THINGS TO DO:
1: In the blog post below, give the stretch from "Okay enough of" through "for dinner tonight!!!" again, switching "Frank Underwood" to "Claire Underwood".
2: In the blog post below, what does Marcus Aurelius call the most important knowledge?

DOCUMENT EXCERPT:

________________

All this sounds like first-world problems, I guess.  Certainly having a half-acre and a roof over my head is a great blessing that many in the world would feel wealthy beyond their dreams if they had it.  As with the vacation, I feel grateful that on a Tuesday morning, I’m sitting idly in my yard, my well-fed dog sleeping by my side, a laptop in my lap, blogging about philosophical musings.  In a bit, I’ll get breakfast and catch up on my watching of House of Cards.  Life is certainly good, even if I didn’t get this posted right after the run, distracted by the chores of the day.  On the other hand, I think of something I read in the meditations of Marcus Aurelius recently.  He spoke of knowing the divine light within as the most important knowledge, and that all knowledge of what your neighbors are doing or other such minutiae serves to distract from that knowledge.  And so, all planning and scheming can be a distraction from this knowledge.  Such is the balance I strive for today: to never be overwhelmed by the myriad tasks that they become all I concern myself with.  And that even as I work this week to improve my home, the knowledge of the light within centers every breath that I take and release in my labors.
Okay enough of that.  I’ve got some Frank Underwood to watch, and these trees aren’t gonna plant themselves.
…and happy birthday to my good friend Koji.  Sushi for dinner tonight!!!

________________

PROVIDED DATA:
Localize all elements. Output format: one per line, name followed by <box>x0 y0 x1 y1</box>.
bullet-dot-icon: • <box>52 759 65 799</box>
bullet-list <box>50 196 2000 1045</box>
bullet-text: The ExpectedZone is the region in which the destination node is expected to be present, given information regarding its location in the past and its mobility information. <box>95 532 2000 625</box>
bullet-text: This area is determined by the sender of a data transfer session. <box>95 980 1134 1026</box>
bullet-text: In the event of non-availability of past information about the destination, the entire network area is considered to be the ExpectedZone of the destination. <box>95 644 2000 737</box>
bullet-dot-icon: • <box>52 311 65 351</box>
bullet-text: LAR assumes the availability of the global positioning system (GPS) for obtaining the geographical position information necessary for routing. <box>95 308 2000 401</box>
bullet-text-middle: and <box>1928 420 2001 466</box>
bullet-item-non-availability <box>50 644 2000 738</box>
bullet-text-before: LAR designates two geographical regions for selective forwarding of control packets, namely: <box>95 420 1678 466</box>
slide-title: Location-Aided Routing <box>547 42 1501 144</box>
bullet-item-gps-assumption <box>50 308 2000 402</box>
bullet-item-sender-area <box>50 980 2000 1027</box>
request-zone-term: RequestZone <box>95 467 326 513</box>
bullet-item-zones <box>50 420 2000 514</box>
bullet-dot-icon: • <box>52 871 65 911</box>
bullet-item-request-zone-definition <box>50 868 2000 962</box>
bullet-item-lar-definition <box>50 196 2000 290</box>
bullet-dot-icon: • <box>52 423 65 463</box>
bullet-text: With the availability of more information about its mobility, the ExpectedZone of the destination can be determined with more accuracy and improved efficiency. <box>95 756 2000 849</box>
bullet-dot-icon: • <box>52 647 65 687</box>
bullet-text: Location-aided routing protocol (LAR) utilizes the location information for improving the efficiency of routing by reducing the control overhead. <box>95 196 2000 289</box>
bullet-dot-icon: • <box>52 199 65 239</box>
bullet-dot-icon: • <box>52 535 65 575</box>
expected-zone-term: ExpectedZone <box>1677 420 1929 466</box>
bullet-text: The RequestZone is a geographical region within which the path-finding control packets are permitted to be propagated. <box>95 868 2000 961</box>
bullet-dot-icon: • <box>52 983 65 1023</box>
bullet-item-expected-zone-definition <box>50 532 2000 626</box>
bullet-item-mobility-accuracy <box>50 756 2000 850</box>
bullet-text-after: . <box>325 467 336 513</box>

________________

OUTPUTS IN ORDER:
1:
Okay enough of that.  I’ve got some Claire Underwood to watch, and these trees aren’t gonna plant themselves.
…and happy birthday to my good friend Koji.  Sushi for dinner tonight!!!

2: Knowing the divine light within.